■ **EXERCISE INSTRUCTIONS**
Retype the material word for word.

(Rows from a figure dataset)
___
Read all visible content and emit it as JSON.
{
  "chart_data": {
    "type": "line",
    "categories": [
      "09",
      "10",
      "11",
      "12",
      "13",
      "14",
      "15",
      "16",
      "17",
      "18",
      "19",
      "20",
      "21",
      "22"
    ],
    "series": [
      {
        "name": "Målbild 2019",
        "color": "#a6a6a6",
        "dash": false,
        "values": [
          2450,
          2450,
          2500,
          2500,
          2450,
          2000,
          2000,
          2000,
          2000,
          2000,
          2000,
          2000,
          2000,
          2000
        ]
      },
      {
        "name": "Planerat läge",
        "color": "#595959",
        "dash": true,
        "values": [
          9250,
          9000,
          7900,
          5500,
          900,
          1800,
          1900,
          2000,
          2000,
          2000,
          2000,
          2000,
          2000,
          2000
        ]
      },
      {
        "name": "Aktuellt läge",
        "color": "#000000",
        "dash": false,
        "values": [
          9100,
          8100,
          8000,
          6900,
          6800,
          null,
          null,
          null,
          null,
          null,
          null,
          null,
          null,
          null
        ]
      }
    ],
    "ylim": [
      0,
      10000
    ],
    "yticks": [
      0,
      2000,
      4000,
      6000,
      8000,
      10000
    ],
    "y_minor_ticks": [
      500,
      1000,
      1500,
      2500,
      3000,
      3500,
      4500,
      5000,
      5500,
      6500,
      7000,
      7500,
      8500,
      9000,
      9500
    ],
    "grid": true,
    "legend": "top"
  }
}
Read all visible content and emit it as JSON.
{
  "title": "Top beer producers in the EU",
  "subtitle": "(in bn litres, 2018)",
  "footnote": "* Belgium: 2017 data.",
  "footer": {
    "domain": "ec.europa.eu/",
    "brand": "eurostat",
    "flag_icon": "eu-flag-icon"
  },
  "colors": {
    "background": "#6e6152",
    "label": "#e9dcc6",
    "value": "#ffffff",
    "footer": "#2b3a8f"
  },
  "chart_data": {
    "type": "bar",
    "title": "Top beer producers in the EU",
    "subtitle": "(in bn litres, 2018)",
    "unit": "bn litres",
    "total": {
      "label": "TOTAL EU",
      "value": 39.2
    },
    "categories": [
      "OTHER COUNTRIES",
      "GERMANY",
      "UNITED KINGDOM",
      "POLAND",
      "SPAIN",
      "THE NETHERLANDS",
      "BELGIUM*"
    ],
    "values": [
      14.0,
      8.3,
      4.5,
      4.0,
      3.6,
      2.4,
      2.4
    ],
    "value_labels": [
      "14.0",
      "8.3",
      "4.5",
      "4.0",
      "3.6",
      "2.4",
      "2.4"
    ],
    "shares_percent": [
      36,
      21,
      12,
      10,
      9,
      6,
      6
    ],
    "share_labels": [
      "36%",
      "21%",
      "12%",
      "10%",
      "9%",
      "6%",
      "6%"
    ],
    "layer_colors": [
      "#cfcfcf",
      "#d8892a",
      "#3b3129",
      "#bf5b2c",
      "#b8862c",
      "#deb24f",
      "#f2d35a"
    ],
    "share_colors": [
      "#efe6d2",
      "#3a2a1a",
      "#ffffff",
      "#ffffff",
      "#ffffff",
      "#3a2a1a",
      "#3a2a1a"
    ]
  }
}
___
■ **SOLUTION TO THIS PROBLEM**
Read all visible content and emit it as JSON.
{
  "chart_data": {
    "type": "line",
    "categories": [
      "09",
      "10",
      "11",
      "12",
      "13",
      "14",
      "15",
      "16",
      "17",
      "18",
      "19",
      "20",
      "21",
      "22"
    ],
    "series": [
      {
        "name": "Målbild 2019",
        "color": "#a6a6a6",
        "dash": false,
        "values": [
          2450,
          2450,
          2500,
          2500,
          2450,
          2000,
          2000,
          2000,
          2000,
          2000,
          2000,
          2000,
          2000,
          2000
        ]
      },
      {
        "name": "Planerat läge",
        "color": "#595959",
        "dash": true,
        "values": [
          9250,
          9000,
          7900,
          5500,
          900,
          1800,
          1900,
          2000,
          2000,
          2000,
          2000,
          2000,
          2000,
          2000
        ]
      },
      {
        "name": "Aktuellt läge",
        "color": "#000000",
        "dash": false,
        "values": [
          9100,
          8100,
          8000,
          6900,
          6800,
          null,
          null,
          null,
          null,
          null,
          null,
          null,
          null,
          null
        ]
      }
    ],
    "ylim": [
      0,
      10000
    ],
    "yticks": [
      0,
      2000,
      4000,
      6000,
      8000,
      10000
    ],
    "y_minor_ticks": [
      500,
      1000,
      1500,
      2500,
      3000,
      3500,
      4500,
      5000,
      5500,
      6500,
      7000,
      7500,
      8500,
      9000,
      9500
    ],
    "grid": true,
    "legend": "top"
  }
}
Read all visible content and emit it as JSON.
{
  "title": "Top beer producers in the EU",
  "subtitle": "(in bn litres, 2018)",
  "footnote": "* Belgium: 2017 data.",
  "footer": {
    "domain": "ec.europa.eu/",
    "brand": "eurostat",
    "flag_icon": "eu-flag-icon"
  },
  "colors": {
    "background": "#6e6152",
    "label": "#e9dcc6",
    "value": "#ffffff",
    "footer": "#2b3a8f"
  },
  "chart_data": {
    "type": "bar",
    "title": "Top beer producers in the EU",
    "subtitle": "(in bn litres, 2018)",
    "unit": "bn litres",
    "total": {
      "label": "TOTAL EU",
      "value": 39.2
    },
    "categories": [
      "OTHER COUNTRIES",
      "GERMANY",
      "UNITED KINGDOM",
      "POLAND",
      "SPAIN",
      "THE NETHERLANDS",
      "BELGIUM*"
    ],
    "values": [
      14.0,
      8.3,
      4.5,
      4.0,
      3.6,
      2.4,
      2.4
    ],
    "value_labels": [
      "14.0",
      "8.3",
      "4.5",
      "4.0",
      "3.6",
      "2.4",
      "2.4"
    ],
    "shares_percent": [
      36,
      21,
      12,
      10,
      9,
      6,
      6
    ],
    "share_labels": [
      "36%",
      "21%",
      "12%",
      "10%",
      "9%",
      "6%",
      "6%"
    ],
    "layer_colors": [
      "#cfcfcf",
      "#d8892a",
      "#3b3129",
      "#bf5b2c",
      "#b8862c",
      "#deb24f",
      "#f2d35a"
    ],
    "share_colors": [
      "#efe6d2",
      "#3a2a1a",
      "#ffffff",
      "#ffffff",
      "#ffffff",
      "#3a2a1a",
      "#3a2a1a"
    ]
  }
}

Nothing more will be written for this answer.